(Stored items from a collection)

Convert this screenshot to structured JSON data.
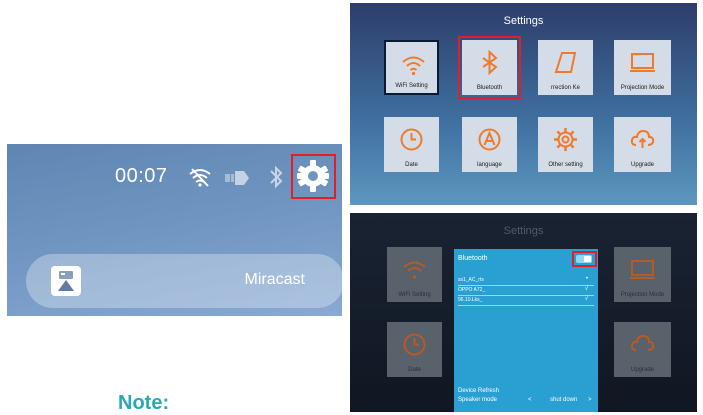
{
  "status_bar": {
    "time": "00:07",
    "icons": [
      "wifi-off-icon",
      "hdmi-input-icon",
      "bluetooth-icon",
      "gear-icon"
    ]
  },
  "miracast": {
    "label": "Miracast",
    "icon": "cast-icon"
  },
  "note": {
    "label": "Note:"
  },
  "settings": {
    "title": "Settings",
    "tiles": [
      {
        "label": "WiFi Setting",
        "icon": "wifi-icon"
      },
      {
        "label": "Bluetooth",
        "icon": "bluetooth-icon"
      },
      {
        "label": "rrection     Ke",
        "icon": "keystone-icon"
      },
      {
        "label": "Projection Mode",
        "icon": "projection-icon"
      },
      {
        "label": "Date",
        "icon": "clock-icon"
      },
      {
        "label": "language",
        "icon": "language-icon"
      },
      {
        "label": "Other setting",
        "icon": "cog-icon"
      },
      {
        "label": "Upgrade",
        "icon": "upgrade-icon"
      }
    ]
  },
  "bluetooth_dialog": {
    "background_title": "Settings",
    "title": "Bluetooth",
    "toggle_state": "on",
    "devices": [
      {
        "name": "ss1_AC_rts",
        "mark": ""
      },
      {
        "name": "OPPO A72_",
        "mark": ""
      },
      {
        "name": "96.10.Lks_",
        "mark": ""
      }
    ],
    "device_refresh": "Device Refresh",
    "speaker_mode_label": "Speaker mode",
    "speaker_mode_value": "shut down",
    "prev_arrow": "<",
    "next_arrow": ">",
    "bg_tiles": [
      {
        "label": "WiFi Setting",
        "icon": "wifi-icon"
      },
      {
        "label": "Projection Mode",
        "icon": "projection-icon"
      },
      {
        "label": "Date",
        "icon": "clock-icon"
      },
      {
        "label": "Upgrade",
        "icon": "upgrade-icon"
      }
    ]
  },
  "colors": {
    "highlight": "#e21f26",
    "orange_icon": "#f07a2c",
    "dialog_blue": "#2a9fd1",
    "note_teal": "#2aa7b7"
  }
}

* * *

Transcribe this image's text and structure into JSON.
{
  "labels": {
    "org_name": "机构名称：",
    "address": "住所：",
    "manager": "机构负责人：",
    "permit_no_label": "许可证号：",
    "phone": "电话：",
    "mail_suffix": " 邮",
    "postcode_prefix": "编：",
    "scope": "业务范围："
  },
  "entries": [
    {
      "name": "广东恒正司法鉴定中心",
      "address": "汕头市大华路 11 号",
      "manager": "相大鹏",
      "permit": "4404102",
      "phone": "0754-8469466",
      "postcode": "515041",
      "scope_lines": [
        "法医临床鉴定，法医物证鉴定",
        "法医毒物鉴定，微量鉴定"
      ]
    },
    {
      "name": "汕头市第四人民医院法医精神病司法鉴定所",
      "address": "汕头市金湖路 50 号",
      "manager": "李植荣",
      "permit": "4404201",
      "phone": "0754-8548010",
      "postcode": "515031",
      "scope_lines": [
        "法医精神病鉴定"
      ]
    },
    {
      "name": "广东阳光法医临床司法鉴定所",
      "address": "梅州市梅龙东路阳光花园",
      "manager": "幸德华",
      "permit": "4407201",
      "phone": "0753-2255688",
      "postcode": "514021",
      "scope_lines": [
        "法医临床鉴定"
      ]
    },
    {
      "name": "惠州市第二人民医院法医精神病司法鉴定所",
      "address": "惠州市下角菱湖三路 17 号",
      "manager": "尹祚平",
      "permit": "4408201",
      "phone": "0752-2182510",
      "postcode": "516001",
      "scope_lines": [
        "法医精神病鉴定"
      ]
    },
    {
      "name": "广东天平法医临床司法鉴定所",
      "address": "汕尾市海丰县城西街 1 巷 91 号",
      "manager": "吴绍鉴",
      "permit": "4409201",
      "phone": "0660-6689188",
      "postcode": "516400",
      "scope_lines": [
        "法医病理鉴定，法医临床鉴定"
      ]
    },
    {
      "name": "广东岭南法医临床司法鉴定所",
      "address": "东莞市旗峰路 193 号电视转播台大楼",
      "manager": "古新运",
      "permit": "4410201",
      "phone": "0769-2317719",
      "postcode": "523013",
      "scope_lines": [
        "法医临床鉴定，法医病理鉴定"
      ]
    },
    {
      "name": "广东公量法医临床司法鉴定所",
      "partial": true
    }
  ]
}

● **PROMPT**: All lines holding the word "法医临床鉴定" should be picked out and copied.

● **SOLUTION**:
        "法医临床鉴定，法医物证鉴定",
        "法医临床鉴定"
        "法医病理鉴定，法医临床鉴定"
        "法医临床鉴定，法医病理鉴定"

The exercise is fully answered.